> TRECHO SELECIONADO
'''
Algo inusitada a visão deste sociólogo brasileiro. Repare, neste trecho de sua fala, algo muito caro a este OCI:

“O Ipea é uma instituto de pesquisa aplicada, não adianta só saber dados estatísticos e ter a compreensão das classes sociais. O Ipea tem que produzir para a sociedade. Para mim, a pesquisa só faz sentido se é aplicada, se melhora a vida das pessoas. Se não, é blá-blá-blá, serve para enfeite, vaidade individual, mas não é ciência efetiva. A ciência existe para melhorar a vida das pessoas ou não merece esse nome. A gente quer compreender quem são os brasileiros para melhorar a vida deles. O terceiro eixo [desta gestão] será inovação institucional… construindo uma inteligência institucional (grifo nosso). As pessoas estão sempre dentro de alguma instituição, que são os grandes elementos para melhoria de vida de homens e mulheres comuns… A ideia é dotar a instituição educativa, a de saúde, a de treinamento profissional de uma inteligência para adaptá-las às necessidades das pessoas. Fazer com que diminua o que se poderia chamar de má-fé institucional (grifo nosso). O que é isso? As instituições normalmente prometem uma coisa e frequentemente entregam outra…”.
'''
> DADOS FORNECIDOS
'''
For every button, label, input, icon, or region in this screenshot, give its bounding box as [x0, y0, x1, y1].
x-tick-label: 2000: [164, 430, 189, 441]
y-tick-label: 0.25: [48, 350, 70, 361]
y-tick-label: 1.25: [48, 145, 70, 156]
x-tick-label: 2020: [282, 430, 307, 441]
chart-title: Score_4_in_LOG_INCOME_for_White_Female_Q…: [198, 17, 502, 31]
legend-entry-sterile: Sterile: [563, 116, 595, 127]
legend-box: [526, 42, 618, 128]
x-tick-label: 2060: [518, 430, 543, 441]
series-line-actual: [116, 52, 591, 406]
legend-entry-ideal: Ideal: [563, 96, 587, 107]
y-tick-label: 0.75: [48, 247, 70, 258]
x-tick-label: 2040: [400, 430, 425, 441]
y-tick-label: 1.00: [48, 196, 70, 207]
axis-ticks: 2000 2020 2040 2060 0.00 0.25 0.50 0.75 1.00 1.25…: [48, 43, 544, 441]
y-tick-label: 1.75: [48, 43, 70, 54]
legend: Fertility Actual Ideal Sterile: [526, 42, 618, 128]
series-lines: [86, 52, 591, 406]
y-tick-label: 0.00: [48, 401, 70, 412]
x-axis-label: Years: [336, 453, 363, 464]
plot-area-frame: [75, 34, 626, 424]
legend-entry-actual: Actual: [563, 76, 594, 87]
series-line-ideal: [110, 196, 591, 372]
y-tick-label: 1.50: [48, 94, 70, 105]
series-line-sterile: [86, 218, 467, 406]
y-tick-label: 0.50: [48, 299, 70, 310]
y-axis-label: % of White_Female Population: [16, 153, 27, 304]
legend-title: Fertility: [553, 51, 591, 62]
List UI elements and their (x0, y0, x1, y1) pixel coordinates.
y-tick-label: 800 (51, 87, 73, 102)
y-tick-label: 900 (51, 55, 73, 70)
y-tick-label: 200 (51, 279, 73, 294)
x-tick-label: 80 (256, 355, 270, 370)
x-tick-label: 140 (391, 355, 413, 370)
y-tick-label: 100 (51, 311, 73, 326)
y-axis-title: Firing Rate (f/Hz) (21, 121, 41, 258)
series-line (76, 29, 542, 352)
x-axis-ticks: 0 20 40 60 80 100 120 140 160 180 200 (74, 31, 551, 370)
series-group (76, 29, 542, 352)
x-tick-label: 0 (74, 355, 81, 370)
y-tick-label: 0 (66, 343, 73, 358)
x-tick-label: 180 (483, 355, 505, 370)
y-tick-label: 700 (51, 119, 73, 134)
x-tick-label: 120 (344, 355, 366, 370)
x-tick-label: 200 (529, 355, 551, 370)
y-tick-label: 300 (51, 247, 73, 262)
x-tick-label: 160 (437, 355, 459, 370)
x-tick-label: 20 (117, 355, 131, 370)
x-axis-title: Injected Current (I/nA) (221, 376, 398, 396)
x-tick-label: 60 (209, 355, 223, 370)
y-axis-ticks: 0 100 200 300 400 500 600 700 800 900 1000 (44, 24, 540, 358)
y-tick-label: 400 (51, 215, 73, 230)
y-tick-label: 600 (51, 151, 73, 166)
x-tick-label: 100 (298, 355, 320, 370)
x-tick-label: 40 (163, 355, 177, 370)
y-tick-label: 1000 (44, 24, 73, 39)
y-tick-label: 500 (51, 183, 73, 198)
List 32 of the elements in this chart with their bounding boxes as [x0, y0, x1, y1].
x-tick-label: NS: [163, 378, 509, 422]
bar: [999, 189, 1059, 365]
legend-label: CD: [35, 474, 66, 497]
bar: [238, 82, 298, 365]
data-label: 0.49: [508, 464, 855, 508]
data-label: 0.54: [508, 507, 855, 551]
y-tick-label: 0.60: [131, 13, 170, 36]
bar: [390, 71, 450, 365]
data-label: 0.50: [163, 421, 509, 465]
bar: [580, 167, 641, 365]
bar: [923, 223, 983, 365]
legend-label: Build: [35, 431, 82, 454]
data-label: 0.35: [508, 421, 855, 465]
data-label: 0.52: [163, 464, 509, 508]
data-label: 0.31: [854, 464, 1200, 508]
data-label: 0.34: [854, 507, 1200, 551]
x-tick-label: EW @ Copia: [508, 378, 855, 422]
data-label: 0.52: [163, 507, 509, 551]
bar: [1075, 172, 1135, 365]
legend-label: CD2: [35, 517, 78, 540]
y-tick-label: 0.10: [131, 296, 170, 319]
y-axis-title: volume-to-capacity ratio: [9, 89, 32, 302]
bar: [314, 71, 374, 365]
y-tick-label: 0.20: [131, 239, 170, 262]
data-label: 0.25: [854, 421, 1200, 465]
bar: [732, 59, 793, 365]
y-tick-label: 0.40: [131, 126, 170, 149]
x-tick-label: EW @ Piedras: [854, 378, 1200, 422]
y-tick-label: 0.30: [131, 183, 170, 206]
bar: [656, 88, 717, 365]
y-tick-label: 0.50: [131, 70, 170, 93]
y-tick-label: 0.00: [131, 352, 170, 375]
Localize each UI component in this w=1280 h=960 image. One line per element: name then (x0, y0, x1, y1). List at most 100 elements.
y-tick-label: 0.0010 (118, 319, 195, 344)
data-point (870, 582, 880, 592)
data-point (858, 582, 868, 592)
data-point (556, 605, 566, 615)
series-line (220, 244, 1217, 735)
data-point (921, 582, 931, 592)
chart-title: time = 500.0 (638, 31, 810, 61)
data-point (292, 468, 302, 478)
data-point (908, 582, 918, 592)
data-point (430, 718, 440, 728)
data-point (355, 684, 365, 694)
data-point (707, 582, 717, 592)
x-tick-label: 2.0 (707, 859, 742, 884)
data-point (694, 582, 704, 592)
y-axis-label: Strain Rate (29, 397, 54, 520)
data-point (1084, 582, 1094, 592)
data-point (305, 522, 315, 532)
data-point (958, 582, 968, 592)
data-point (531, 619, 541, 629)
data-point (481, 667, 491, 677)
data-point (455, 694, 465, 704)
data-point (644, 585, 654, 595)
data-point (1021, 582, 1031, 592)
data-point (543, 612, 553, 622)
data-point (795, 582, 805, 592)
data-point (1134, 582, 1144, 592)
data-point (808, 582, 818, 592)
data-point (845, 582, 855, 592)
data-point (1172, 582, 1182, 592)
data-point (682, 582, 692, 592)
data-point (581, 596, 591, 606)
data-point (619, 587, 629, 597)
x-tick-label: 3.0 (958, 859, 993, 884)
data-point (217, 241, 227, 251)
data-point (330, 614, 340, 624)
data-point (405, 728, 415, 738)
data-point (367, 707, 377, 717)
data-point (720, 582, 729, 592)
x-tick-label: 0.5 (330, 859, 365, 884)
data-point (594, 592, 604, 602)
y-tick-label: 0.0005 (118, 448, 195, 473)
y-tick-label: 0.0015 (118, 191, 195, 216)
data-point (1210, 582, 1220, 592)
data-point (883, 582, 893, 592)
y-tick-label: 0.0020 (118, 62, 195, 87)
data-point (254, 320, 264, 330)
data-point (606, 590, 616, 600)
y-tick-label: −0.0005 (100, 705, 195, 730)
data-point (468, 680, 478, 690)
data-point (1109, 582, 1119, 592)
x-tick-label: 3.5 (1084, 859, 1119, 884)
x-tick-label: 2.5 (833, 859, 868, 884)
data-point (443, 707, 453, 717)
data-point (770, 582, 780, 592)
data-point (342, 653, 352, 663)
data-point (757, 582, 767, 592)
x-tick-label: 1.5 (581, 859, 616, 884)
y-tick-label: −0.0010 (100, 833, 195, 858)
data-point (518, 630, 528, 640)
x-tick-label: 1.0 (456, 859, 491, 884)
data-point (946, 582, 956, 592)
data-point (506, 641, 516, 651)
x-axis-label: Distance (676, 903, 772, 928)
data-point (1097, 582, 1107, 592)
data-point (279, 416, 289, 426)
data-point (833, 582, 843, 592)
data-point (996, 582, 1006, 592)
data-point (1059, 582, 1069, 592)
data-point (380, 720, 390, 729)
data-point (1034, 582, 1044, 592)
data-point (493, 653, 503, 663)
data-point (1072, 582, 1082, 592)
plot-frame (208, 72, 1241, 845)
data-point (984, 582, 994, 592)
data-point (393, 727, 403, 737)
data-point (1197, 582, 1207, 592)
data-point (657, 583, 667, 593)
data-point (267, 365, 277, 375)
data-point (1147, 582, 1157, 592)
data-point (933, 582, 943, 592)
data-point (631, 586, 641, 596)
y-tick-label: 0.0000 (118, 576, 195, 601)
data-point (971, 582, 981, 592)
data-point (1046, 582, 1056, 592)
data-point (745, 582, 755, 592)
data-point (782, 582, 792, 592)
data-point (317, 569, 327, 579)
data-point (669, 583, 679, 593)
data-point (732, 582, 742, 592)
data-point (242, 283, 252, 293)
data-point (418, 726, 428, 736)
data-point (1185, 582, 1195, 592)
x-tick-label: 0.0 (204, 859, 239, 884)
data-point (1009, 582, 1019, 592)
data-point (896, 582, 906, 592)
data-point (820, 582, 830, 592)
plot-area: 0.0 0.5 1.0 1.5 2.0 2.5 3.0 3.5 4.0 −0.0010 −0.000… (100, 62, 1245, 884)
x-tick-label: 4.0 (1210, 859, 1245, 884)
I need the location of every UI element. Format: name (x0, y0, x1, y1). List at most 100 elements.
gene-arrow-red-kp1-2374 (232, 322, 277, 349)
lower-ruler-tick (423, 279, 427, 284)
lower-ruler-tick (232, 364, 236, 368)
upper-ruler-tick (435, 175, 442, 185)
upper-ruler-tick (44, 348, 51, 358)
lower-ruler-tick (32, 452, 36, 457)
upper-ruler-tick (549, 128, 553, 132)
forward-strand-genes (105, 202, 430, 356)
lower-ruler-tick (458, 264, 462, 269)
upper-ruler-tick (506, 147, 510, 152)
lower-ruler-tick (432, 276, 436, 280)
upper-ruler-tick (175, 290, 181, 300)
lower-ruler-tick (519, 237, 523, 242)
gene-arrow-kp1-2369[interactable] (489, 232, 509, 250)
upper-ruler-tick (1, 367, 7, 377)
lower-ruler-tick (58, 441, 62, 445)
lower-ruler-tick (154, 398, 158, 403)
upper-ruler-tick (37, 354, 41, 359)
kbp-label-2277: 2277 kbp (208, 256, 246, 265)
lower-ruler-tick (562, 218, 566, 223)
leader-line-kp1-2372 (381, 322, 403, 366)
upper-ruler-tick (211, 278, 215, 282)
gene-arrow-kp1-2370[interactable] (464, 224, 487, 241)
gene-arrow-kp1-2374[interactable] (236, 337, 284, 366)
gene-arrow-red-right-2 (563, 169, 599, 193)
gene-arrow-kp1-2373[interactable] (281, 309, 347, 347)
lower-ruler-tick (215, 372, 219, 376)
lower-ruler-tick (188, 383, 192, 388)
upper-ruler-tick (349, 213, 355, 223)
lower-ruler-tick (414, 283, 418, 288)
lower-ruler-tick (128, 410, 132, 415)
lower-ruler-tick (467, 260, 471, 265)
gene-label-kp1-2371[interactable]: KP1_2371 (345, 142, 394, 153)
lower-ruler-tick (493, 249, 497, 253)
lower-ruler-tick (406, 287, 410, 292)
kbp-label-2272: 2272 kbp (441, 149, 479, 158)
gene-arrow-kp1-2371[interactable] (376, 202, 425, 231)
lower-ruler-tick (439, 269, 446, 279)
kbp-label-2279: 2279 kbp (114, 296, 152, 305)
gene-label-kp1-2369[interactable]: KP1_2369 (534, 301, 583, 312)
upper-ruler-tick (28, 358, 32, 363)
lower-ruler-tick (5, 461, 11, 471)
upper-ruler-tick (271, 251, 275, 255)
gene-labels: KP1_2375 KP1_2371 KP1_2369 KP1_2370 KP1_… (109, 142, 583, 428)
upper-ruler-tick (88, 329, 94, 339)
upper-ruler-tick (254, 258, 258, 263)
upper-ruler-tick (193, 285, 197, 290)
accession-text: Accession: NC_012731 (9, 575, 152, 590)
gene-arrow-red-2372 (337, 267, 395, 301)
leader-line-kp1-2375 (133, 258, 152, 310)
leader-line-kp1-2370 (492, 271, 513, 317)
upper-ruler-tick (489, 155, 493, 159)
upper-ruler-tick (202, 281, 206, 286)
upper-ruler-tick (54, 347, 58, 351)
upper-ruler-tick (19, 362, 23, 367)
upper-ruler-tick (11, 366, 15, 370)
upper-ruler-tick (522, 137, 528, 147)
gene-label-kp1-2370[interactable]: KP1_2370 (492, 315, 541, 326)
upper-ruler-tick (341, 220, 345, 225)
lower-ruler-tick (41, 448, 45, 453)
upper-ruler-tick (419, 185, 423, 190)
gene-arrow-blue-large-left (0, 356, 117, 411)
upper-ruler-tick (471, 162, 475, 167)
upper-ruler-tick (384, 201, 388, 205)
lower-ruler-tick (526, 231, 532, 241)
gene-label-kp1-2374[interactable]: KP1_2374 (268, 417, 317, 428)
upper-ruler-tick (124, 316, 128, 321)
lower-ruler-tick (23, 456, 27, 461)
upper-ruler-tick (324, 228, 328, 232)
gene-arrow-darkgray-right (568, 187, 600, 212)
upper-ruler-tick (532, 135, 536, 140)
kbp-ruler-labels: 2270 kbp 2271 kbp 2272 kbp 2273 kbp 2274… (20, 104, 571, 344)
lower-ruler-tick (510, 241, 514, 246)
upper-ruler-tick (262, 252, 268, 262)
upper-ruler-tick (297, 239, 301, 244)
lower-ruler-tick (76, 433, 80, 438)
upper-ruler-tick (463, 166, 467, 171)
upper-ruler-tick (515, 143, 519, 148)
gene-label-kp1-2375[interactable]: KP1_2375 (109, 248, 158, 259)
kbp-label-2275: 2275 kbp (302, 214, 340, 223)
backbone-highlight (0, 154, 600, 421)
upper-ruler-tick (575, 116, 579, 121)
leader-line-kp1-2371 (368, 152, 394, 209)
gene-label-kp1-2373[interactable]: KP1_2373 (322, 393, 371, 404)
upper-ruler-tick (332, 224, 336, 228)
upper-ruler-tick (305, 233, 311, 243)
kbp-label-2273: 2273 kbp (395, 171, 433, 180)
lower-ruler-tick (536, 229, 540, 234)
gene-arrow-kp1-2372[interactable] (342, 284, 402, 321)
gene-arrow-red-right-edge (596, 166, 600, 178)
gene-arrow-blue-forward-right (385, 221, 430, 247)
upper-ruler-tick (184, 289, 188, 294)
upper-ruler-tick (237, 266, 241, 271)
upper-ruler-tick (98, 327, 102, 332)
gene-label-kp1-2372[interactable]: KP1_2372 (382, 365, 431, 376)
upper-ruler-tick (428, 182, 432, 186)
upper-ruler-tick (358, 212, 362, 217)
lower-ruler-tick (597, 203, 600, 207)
'''
> INSTRUÇÕES
Responda com base no trecho sobre o Ipea:
1. Qual será o terceiro eixo da gestão?
2. Para que existe a ciência?
3. O que as instituições normalmente fazem, segundo a última frase?

> ESPAÇO PARA RESPOSTA
1. Inovação institucional.
2. Para melhorar a vida das pessoas.
3. Prometem uma coisa e frequentemente entregam outra.